Extract:
►
So what can a programmer who wants to solve some sophisticated problem efficiently do without needing to get a PhD in computer science? There is a tool called Wolfram Mathematica that has been designed by a lot of extremely intelligent PhDs from all fields to help you focus more on the problems you want to solve and less on the mechanics of engineering the primitive algorithms you will need.

What you do with Wolfram Mathematica is actually meta-programming. Because you use a lot of inbuilt powerfully crafted algorithms and data sources to solve problems of any complexity without requiring years of experience in computer science.

So rather than writing a dynamic program to solve a problem like a Knapsack problem, you just use a simple inbuilt function like KnapsackSolve[] and you have one lego brick-like-solution to an aspect of your problem and then you can focus on a larger scale problem you might be faced with like building an application that helps dieters choose the best value items to include in their shopping basket, etc.

The underlying algorithm behind the KnapsackSolve[] is as sophisticated as it can be, if there is new research out on a new more efficient algorithm to solve the Knapsack problem then you can be sure that if it isn't already included in the current version of Wolfram Mathematica, then it will be included in a new release or an update to the current release.

You don't have to track research papers on the Knapsack problem or the Traveling salesman problem. They are there in Wolfram Mathematica, available at your fingertips in just a single function call.

There are about 5000+ of these functions available at your fingertips for solving all kinds of hard computational/algorithmic problems. You can use these sophisticated algorithms as building blocks to solve some higher-level Business or Research problem you might be encountering without having to spend too much of your time worrying about engineering the base algorithms.

What you do when designing algorithms in Wolfram Mathematica is mostly building meta-algorithms that solve high-level business problems by combining inbuilt algorithms like lego-bricks. Very rarely will you need to do anything from scratch, if what you seek is not within the system, then you will find the necessary general-purpose lego bricks to rapidly stitch together an efficient solution to accomplish your goals.
◄
Raw data:
►
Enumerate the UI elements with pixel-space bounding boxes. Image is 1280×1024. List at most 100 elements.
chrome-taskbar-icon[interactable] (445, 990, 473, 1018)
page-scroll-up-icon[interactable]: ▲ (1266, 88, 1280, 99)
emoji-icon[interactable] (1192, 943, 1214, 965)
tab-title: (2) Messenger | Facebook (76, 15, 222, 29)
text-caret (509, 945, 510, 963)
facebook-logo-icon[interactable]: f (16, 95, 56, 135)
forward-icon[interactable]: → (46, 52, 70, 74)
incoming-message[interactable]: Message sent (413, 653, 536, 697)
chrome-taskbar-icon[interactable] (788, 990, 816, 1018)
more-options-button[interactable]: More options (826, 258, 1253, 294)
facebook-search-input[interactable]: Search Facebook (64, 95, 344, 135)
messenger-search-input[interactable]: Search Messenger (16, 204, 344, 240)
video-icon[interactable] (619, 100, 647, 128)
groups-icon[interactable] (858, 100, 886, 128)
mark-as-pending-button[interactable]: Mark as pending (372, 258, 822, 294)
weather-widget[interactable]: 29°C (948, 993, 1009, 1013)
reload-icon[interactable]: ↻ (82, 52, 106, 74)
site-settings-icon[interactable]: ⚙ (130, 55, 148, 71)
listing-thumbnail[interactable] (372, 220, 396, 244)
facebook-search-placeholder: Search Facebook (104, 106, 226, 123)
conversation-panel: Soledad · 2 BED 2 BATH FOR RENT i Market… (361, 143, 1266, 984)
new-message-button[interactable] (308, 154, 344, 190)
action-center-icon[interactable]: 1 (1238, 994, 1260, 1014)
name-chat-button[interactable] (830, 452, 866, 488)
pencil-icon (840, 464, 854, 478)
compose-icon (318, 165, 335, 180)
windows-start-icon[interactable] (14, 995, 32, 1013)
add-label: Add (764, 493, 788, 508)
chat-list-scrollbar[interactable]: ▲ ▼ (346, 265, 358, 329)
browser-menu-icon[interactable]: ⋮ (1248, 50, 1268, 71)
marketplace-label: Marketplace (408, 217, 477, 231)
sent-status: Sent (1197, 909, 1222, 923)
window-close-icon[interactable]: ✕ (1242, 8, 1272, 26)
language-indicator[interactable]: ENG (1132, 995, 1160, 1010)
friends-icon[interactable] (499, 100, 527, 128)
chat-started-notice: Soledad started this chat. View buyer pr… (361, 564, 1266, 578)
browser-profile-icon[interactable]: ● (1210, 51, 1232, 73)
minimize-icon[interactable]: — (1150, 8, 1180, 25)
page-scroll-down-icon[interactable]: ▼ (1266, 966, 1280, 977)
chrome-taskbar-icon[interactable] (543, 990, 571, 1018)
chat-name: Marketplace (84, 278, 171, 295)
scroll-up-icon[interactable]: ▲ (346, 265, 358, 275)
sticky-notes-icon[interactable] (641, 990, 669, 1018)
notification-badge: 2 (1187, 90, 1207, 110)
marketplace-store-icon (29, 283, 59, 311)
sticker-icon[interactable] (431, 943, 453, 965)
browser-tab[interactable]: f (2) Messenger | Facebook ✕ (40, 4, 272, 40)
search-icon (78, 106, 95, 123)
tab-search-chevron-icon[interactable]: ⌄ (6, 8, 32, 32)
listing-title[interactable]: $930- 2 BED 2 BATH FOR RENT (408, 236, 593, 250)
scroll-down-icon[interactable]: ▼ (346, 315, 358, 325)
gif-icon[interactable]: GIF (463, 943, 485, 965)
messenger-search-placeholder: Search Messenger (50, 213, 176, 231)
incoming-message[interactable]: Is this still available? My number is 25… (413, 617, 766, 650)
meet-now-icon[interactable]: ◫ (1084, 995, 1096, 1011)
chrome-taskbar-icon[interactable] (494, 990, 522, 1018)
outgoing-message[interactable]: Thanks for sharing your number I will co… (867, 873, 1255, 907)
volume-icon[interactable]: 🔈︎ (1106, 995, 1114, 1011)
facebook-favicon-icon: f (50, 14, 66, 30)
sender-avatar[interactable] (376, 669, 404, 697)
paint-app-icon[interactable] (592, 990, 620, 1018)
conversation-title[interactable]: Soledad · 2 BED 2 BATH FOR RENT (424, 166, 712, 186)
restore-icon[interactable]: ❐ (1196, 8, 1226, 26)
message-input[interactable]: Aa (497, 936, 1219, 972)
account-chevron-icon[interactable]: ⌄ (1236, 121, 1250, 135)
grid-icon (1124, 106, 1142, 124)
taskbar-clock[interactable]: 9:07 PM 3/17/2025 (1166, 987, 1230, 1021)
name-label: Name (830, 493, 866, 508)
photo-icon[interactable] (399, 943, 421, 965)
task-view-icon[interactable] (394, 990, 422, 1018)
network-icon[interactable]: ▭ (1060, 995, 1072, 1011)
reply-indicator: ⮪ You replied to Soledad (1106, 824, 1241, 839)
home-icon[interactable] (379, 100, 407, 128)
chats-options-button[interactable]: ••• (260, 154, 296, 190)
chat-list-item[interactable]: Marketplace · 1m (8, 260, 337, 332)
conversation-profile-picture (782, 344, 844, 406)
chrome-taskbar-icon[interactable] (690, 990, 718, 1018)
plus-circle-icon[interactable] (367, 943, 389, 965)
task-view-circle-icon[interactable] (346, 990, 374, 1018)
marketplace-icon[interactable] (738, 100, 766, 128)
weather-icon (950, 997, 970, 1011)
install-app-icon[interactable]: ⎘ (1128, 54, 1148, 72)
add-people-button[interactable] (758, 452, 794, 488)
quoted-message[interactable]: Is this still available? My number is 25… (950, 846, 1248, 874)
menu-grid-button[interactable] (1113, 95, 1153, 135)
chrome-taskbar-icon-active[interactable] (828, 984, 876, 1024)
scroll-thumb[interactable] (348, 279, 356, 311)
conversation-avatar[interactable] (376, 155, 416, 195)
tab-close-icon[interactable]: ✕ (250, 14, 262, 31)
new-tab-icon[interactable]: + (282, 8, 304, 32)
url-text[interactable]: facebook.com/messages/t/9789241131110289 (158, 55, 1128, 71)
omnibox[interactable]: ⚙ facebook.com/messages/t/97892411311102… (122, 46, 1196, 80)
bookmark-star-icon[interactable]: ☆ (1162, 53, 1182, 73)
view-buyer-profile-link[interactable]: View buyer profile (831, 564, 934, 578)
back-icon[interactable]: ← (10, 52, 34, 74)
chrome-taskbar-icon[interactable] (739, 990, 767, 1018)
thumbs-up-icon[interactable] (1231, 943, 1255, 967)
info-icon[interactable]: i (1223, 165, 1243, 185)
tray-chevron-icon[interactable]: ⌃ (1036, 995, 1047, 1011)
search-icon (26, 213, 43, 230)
◄
What is being asked: Return the full passage about Wolfram Mathematica word for word, with no changes.

Written solution:
So what can a programmer who wants to solve some sophisticated problem efficiently do without needing to get a PhD in computer science? There is a tool called Wolfram Mathematica that has been designed by a lot of extremely intelligent PhDs from all fields to help you focus more on the problems you want to solve and less on the mechanics of engineering the primitive algorithms you will need.

What you do with Wolfram Mathematica is actually meta-programming. Because you use a lot of inbuilt powerfully crafted algorithms and data sources to solve problems of any complexity without requiring years of experience in computer science.

So rather than writing a dynamic program to solve a problem like a Knapsack problem, you just use a simple inbuilt function like KnapsackSolve[] and you have one lego brick-like-solution to an aspect of your problem and then you can focus on a larger scale problem you might be faced with like building an application that helps dieters choose the best value items to include in their shopping basket, etc.

The underlying algorithm behind the KnapsackSolve[] is as sophisticated as it can be, if there is new research out on a new more efficient algorithm to solve the Knapsack problem then you can be sure that if it isn't already included in the current version of Wolfram Mathematica, then it will be included in a new release or an update to the current release.

You don't have to track research papers on the Knapsack problem or the Traveling salesman problem. They are there in Wolfram Mathematica, available at your fingertips in just a single function call.

There are about 5000+ of these functions available at your fingertips for solving all kinds of hard computational/algorithmic problems. You can use these sophisticated algorithms as building blocks to solve some higher-level Business or Research problem you might be encountering without having to spend too much of your time worrying about engineering the base algorithms.

What you do when designing algorithms in Wolfram Mathematica is mostly building meta-algorithms that solve high-level business problems by combining inbuilt algorithms like lego-bricks. Very rarely will you need to do anything from scratch, if what you seek is not within the system, then you will find the necessary general-purpose lego bricks to rapidly stitch together an efficient solution to accomplish your goals.